>> START DATASET EXTRACT
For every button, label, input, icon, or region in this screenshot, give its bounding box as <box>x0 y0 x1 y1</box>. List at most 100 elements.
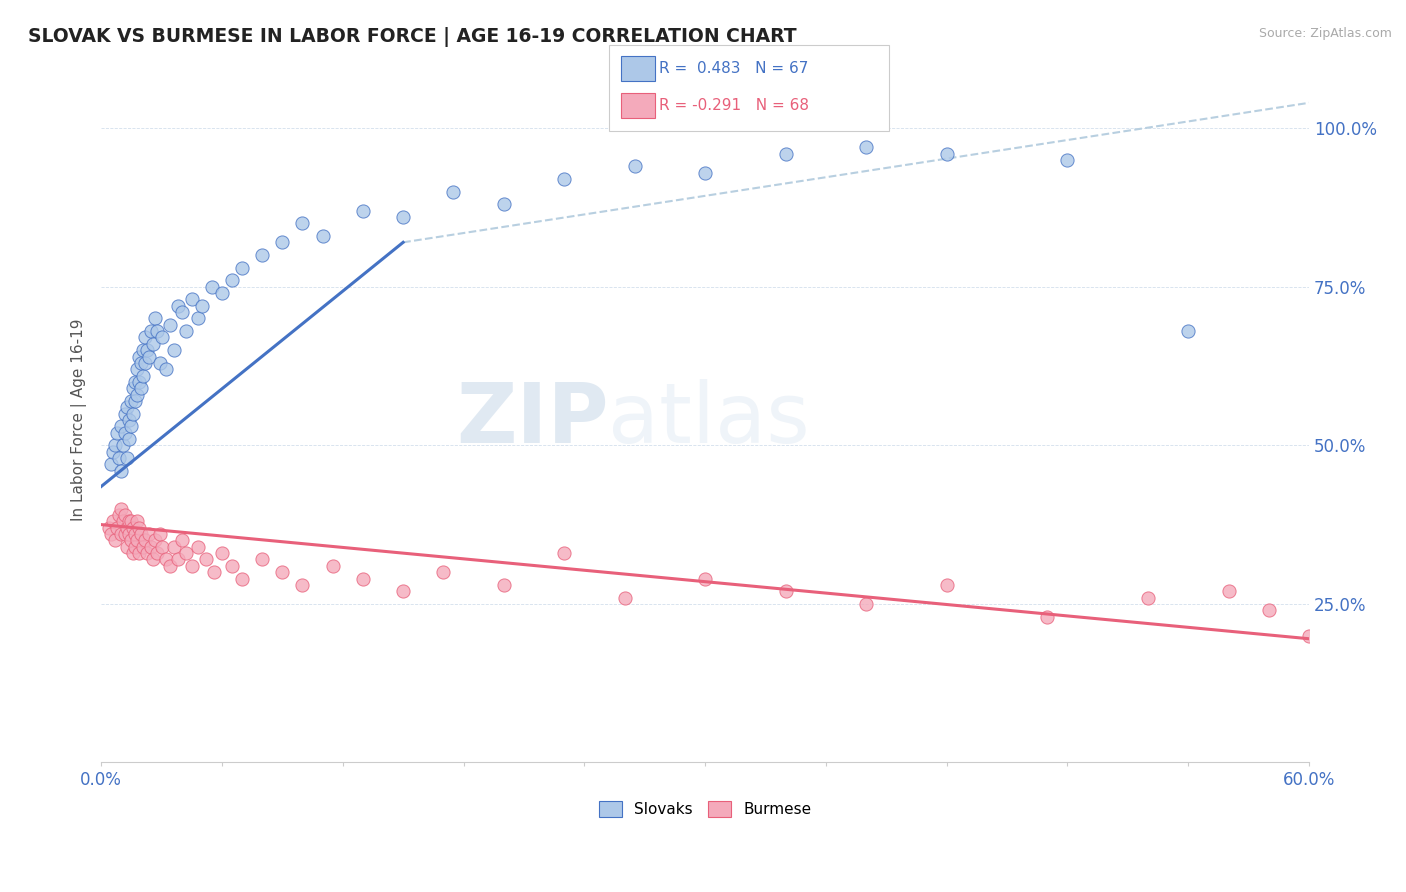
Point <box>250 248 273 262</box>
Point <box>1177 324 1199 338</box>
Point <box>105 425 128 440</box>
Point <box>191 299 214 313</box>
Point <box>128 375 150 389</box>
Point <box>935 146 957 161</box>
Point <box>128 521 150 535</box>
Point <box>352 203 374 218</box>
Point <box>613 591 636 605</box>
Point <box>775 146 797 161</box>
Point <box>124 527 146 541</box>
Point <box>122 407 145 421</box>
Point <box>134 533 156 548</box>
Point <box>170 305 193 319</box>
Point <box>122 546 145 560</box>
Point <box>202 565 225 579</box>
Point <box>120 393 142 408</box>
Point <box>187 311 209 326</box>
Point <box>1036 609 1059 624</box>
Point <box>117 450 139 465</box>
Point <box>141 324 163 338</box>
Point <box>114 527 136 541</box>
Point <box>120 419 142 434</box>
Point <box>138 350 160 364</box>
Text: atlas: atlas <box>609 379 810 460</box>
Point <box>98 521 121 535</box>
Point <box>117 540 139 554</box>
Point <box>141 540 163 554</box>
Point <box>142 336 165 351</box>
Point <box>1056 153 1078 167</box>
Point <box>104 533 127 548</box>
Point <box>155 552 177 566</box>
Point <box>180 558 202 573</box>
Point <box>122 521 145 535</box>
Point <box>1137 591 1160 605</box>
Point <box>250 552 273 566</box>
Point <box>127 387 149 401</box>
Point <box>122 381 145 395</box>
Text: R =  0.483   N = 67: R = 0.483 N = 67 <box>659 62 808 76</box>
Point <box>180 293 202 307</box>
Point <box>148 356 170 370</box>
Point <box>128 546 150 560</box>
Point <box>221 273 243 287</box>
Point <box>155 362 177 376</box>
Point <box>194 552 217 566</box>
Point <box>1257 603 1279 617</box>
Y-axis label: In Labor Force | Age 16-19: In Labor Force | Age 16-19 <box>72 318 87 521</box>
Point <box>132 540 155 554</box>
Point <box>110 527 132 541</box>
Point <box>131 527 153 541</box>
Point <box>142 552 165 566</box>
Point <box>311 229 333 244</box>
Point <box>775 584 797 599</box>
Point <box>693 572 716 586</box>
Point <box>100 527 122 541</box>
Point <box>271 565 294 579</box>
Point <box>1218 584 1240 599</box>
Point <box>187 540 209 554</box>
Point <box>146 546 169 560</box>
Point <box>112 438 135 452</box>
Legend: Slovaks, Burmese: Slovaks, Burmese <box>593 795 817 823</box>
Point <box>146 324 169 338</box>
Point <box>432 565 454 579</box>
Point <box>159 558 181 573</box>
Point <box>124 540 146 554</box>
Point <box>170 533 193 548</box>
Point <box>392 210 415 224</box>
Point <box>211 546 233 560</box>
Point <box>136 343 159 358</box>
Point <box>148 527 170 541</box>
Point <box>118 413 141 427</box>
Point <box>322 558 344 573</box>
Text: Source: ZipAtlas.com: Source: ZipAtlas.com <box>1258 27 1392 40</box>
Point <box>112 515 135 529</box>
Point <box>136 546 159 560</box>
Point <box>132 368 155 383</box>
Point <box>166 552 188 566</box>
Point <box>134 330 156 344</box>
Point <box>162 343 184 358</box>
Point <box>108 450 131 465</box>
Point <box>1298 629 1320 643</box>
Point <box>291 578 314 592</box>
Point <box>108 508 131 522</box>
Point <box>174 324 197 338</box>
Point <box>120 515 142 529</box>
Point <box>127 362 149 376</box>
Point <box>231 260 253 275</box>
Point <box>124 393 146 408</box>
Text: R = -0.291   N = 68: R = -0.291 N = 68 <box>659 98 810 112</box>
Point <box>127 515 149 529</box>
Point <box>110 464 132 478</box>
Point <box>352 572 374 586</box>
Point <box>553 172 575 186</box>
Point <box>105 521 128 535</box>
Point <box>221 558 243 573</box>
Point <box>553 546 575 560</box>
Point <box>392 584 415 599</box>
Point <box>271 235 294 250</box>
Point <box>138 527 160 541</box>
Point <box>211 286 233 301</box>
>> END DATASET EXTRACT
» **REQUIRED TASK**
Convert everything in the data from the line containing "Point <box>250 248 273 262</box>" down to the line containing "Point <box>104 533 127 548</box>", both included, into a JSON list of strings with one string per line and any blank lines omitted.

» **RESULT**
[
  "Point <box>250 248 273 262</box>",
  "Point <box>1177 324 1199 338</box>",
  "Point <box>105 425 128 440</box>",
  "Point <box>191 299 214 313</box>",
  "Point <box>128 375 150 389</box>",
  "Point <box>935 146 957 161</box>",
  "Point <box>128 521 150 535</box>",
  "Point <box>352 203 374 218</box>",
  "Point <box>613 591 636 605</box>",
  "Point <box>775 146 797 161</box>",
  "Point <box>124 527 146 541</box>",
  "Point <box>122 407 145 421</box>",
  "Point <box>134 533 156 548</box>",
  "Point <box>170 305 193 319</box>",
  "Point <box>122 546 145 560</box>",
  "Point <box>202 565 225 579</box>",
  "Point <box>120 393 142 408</box>",
  "Point <box>187 311 209 326</box>",
  "Point <box>1036 609 1059 624</box>",
  "Point <box>117 450 139 465</box>",
  "Point <box>141 324 163 338</box>",
  "Point <box>114 527 136 541</box>",
  "Point <box>120 419 142 434</box>",
  "Point <box>138 350 160 364</box>",
  "Text: atlas: atlas <box>609 379 810 460</box>",
  "Point <box>98 521 121 535</box>",
  "Point <box>117 540 139 554</box>",
  "Point <box>141 540 163 554</box>",
  "Point <box>142 336 165 351</box>",
  "Point <box>1056 153 1078 167</box>",
  "Point <box>104 533 127 548</box>"
]